■ **Task brief**:
Copy every line in which the string "text" occurs.

········

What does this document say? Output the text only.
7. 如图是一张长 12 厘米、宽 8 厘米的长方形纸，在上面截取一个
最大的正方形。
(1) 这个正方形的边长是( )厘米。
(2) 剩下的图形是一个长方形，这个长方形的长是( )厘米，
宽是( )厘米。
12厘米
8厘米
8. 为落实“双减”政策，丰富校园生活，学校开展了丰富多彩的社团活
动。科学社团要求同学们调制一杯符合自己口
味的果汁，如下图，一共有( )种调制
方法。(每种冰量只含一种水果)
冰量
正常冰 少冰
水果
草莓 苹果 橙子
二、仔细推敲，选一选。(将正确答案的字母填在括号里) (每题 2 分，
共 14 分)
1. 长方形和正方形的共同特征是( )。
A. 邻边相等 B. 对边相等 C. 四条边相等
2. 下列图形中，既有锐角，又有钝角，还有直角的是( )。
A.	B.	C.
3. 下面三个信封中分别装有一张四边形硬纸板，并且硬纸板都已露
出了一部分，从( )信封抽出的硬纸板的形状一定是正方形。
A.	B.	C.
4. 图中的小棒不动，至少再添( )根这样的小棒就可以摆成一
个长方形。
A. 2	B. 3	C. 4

········

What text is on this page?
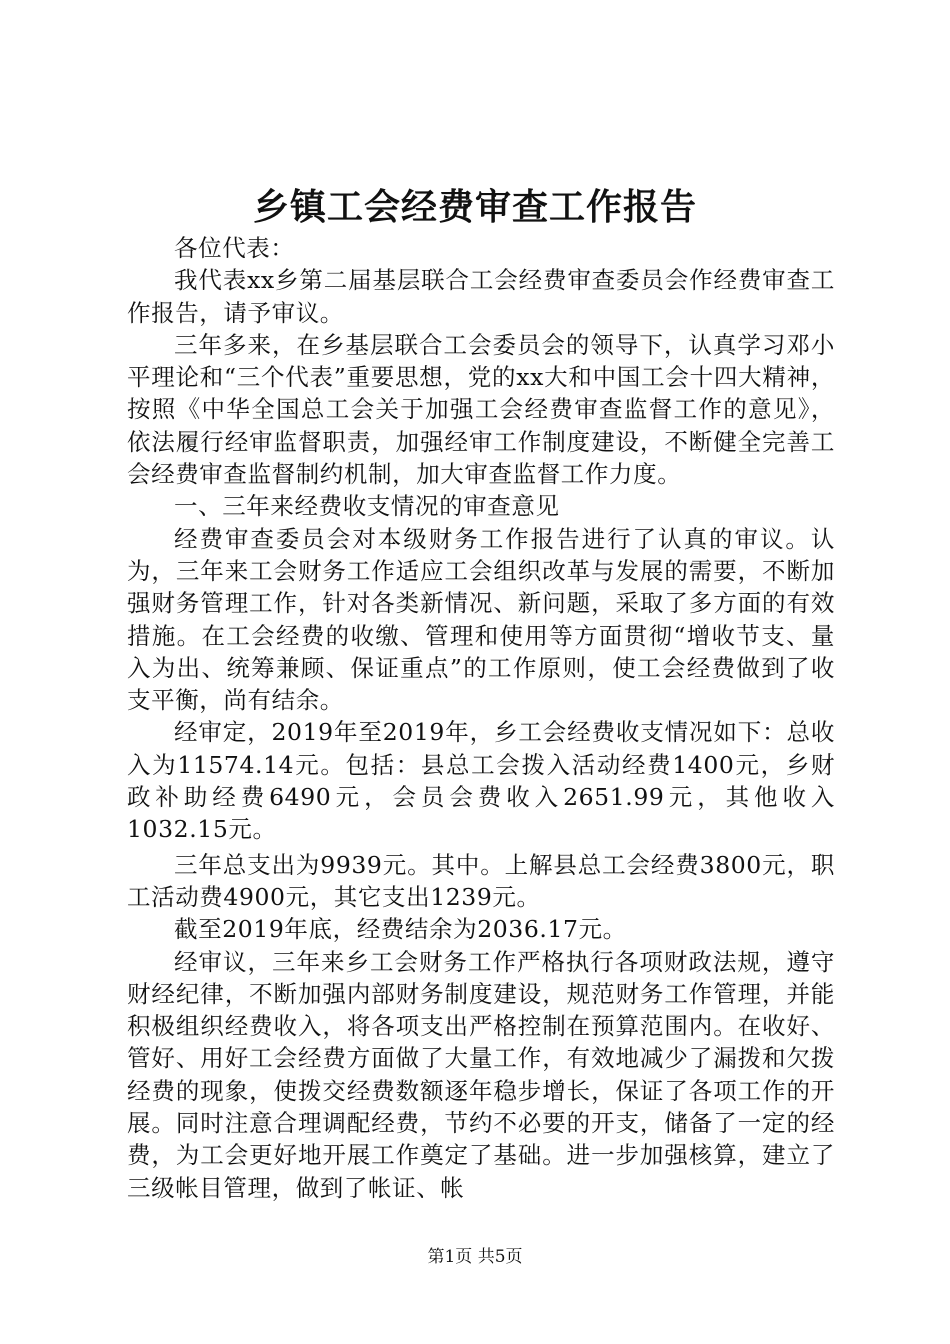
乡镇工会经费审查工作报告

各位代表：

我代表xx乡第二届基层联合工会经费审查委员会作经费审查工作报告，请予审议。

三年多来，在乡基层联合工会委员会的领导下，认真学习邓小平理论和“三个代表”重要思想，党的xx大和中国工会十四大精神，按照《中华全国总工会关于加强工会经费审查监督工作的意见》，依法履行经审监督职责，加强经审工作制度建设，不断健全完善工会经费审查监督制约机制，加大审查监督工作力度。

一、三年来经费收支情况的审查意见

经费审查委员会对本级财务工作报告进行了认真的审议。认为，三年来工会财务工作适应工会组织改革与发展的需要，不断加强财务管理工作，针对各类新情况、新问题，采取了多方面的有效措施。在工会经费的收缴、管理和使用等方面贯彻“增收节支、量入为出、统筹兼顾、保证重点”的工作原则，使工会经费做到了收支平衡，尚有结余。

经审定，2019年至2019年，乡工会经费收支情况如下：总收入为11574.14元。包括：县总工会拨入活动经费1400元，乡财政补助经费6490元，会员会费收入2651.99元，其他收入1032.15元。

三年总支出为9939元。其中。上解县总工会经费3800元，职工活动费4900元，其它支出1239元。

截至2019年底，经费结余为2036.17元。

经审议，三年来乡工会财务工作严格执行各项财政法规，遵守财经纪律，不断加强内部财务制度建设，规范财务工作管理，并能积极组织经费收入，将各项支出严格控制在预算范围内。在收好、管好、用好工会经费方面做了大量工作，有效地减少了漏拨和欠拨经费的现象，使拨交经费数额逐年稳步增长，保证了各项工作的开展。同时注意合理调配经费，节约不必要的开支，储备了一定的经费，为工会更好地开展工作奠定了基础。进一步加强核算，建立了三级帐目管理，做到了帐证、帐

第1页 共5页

········

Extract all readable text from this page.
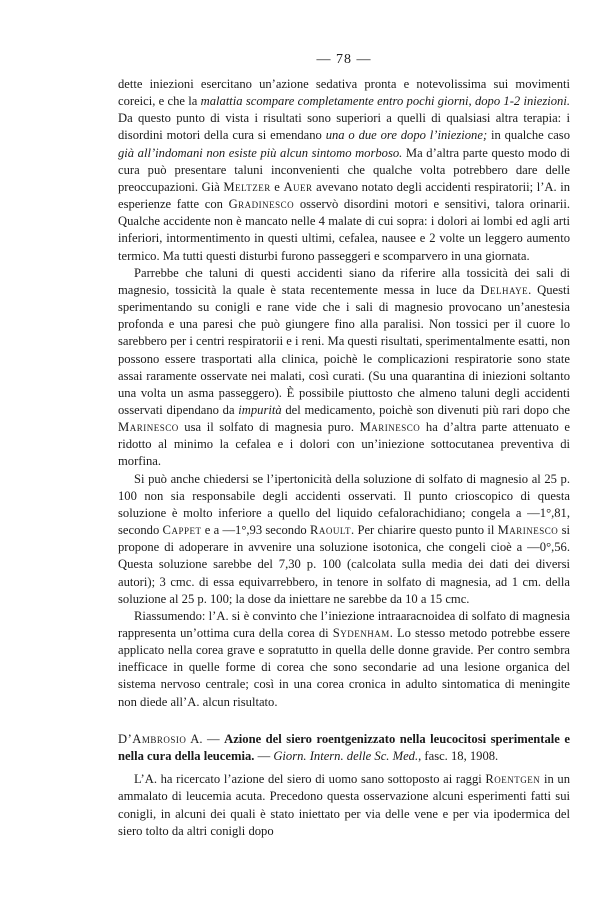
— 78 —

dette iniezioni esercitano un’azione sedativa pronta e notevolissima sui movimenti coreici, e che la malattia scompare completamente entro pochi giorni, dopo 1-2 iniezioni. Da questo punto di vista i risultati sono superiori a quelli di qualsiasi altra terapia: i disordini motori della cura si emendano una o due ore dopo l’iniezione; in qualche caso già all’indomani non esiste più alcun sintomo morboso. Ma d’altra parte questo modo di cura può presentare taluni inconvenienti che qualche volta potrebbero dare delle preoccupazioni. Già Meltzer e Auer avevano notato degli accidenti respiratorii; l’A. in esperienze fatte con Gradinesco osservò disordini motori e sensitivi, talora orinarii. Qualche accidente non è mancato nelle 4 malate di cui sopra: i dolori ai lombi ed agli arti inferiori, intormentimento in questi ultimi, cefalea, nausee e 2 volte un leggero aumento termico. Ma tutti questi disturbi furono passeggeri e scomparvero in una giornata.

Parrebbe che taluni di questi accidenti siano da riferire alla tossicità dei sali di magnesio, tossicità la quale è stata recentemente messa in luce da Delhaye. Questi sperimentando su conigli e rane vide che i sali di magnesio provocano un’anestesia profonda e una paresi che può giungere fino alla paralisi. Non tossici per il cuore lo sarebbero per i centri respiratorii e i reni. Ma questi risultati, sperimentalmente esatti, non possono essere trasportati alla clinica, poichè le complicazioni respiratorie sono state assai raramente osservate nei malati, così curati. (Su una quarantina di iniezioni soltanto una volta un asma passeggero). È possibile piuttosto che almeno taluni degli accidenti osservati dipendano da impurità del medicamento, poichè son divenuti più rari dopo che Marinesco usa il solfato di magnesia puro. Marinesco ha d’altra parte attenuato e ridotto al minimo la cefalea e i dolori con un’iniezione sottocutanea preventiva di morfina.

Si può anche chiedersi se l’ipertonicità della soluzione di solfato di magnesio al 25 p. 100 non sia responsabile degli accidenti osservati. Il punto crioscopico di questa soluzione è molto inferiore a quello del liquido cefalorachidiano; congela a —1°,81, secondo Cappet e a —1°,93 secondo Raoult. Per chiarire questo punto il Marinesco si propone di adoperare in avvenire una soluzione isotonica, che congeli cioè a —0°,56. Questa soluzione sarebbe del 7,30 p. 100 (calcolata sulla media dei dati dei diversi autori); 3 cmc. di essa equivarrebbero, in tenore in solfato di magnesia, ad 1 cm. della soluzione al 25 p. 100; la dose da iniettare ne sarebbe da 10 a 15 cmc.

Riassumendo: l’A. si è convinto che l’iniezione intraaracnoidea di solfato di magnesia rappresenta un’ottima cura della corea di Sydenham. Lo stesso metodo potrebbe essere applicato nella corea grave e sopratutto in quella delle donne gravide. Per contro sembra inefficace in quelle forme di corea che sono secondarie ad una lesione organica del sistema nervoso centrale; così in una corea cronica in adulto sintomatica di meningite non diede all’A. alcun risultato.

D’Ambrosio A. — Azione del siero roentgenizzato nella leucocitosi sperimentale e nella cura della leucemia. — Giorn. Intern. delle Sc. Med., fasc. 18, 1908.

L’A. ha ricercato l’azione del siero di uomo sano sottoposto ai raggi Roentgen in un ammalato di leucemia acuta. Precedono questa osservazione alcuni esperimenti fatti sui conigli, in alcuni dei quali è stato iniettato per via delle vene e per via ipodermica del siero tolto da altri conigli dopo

········

■ **Solved problem**:
What does this document say? Output the text only.
What text is on this page?
Extract all readable text from this page.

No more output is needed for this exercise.